EXERCISE MATERIALS:
───
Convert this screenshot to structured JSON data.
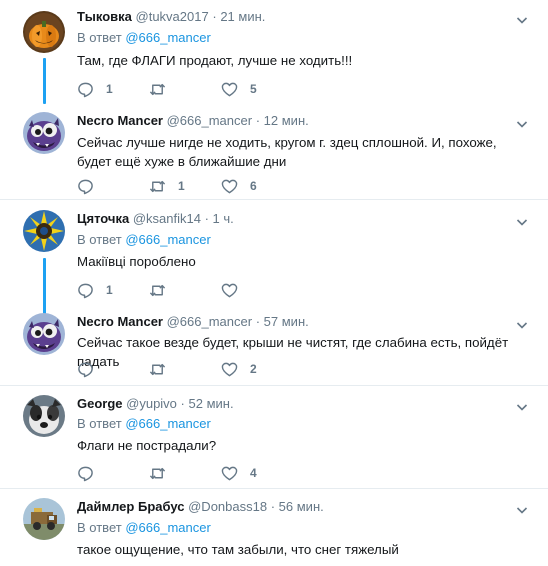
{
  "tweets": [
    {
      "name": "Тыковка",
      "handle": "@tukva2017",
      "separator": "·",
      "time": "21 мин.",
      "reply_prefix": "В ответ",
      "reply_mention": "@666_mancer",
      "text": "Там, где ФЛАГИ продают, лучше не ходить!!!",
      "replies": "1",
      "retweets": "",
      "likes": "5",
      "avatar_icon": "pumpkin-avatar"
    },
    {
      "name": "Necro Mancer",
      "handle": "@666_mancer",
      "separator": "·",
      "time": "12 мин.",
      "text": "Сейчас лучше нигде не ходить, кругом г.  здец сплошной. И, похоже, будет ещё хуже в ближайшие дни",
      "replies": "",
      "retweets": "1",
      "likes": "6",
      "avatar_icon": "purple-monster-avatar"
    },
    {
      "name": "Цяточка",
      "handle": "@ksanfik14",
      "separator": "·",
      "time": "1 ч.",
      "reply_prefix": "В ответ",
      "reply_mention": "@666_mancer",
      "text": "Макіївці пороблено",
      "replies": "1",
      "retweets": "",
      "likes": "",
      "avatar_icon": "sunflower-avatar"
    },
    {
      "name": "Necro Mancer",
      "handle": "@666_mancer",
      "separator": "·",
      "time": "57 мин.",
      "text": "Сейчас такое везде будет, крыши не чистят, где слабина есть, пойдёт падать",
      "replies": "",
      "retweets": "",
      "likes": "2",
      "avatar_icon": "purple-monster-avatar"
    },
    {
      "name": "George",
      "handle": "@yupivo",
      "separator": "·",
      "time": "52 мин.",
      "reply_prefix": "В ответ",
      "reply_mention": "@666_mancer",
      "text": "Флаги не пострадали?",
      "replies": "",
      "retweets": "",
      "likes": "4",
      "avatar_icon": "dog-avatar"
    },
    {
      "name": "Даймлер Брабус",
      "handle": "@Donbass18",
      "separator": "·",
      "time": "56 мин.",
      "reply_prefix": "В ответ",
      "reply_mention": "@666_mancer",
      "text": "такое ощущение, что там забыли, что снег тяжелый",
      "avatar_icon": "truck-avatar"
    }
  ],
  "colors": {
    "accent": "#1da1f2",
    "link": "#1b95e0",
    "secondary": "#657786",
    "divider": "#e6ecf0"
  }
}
───
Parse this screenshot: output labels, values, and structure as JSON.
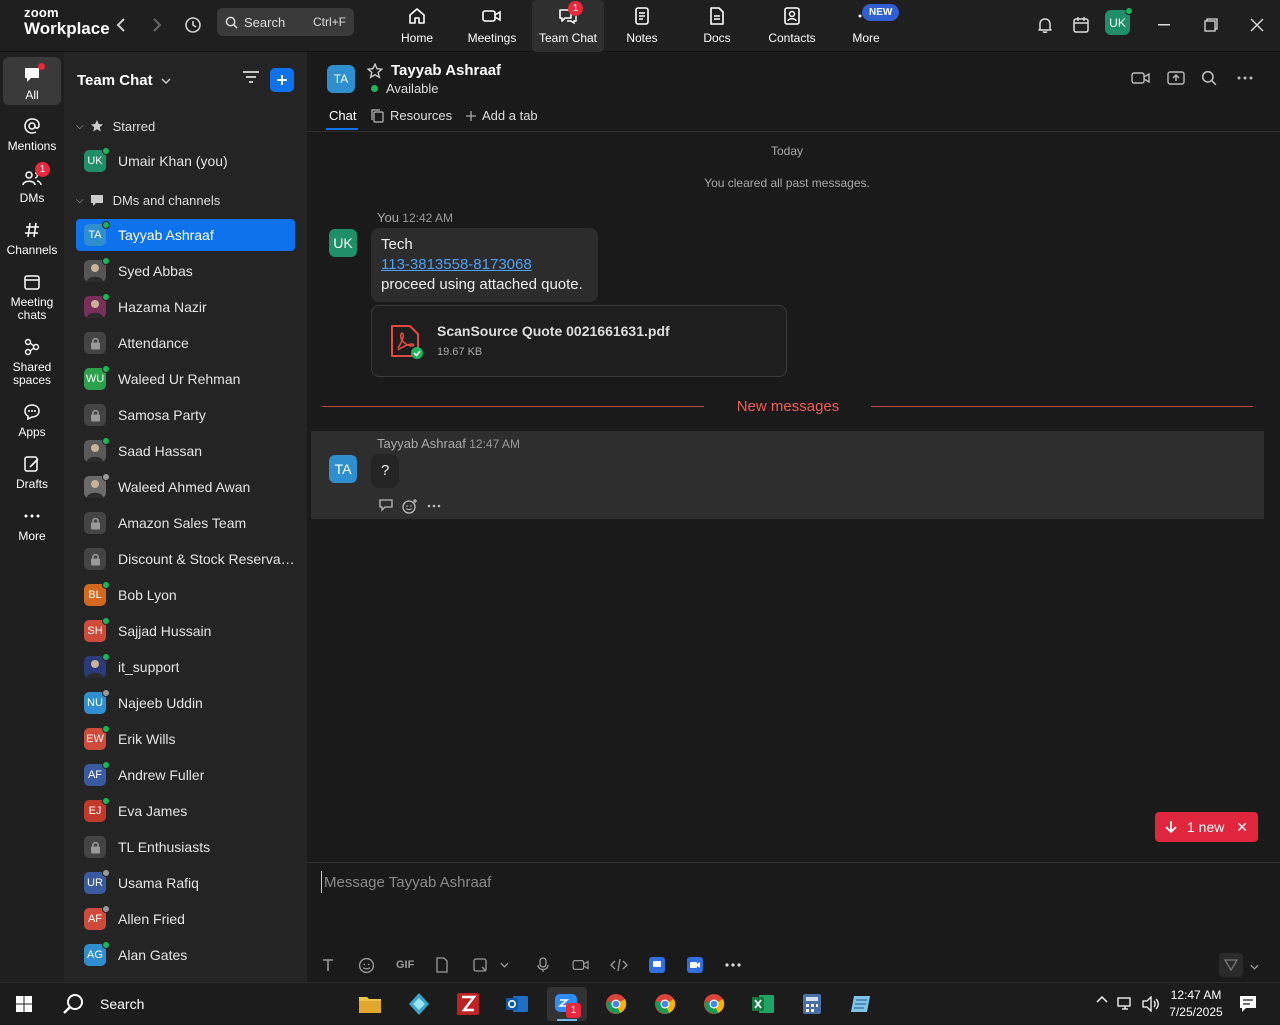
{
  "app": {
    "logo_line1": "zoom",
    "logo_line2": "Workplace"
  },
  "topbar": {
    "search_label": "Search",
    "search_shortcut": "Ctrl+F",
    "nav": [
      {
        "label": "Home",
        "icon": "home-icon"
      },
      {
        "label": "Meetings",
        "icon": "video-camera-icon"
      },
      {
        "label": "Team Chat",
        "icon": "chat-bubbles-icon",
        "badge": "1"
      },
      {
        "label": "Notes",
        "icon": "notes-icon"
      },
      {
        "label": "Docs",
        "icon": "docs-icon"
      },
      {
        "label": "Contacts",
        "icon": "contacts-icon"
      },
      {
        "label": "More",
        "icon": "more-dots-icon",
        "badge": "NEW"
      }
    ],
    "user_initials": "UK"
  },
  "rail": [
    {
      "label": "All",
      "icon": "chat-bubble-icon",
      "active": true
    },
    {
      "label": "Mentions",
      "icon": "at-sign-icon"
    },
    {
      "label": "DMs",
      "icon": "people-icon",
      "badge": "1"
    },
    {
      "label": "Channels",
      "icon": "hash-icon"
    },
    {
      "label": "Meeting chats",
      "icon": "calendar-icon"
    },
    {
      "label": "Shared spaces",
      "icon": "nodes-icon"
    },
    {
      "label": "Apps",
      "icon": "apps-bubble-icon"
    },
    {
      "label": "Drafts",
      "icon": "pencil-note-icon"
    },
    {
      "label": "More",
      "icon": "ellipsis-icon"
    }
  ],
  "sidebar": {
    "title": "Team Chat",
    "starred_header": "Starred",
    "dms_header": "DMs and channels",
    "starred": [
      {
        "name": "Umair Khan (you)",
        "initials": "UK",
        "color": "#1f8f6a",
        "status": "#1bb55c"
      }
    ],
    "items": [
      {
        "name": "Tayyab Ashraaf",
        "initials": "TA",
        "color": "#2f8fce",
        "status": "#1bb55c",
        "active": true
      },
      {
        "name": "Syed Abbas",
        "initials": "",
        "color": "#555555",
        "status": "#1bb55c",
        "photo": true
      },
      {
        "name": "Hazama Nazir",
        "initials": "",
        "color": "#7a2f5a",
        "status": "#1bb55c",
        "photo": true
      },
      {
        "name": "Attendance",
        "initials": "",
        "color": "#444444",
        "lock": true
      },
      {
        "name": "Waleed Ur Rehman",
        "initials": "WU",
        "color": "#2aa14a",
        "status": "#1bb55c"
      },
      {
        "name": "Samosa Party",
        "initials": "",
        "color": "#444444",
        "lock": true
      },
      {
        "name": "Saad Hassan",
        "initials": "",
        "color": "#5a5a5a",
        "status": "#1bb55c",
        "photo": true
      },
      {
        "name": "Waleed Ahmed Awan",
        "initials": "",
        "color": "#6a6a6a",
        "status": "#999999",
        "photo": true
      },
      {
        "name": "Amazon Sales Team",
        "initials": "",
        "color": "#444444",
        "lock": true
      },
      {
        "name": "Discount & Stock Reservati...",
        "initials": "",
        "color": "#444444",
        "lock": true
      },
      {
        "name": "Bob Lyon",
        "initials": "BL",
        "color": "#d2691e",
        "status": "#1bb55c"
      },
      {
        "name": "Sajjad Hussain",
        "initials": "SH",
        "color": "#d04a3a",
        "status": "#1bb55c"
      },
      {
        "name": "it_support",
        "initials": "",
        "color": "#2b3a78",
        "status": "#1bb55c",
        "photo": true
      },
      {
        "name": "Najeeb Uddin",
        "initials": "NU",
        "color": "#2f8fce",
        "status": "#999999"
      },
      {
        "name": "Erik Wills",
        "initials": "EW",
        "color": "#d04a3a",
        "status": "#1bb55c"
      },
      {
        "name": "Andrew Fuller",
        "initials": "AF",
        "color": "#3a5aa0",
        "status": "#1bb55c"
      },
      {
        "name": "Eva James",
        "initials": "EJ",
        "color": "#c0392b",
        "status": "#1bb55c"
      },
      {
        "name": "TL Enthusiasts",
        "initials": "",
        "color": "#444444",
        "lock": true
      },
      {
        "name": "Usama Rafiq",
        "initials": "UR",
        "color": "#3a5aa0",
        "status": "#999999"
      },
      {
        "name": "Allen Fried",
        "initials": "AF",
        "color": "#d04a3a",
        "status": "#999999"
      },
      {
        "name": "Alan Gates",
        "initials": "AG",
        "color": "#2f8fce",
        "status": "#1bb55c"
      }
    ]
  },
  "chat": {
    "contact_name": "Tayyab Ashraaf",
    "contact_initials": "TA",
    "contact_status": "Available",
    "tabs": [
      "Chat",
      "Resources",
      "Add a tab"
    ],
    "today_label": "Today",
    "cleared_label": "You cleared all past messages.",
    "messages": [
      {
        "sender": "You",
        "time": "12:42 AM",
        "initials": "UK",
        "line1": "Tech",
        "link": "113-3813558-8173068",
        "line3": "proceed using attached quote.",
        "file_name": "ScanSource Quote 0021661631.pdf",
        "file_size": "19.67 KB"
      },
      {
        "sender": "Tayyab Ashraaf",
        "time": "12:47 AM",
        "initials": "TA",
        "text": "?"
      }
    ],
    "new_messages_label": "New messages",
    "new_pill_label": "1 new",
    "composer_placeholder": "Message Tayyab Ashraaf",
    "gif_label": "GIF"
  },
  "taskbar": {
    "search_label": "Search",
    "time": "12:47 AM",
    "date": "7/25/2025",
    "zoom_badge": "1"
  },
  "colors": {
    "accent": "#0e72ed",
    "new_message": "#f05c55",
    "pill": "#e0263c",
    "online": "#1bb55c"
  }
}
───
Which lines hold the word "avatar"? Copy all of them.

      "avatar_icon": "pumpkin-avatar"
      "avatar_icon": "purple-monster-avatar"
      "avatar_icon": "sunflower-avatar"
      "avatar_icon": "purple-monster-avatar"
      "avatar_icon": "dog-avatar"
      "avatar_icon": "truck-avatar"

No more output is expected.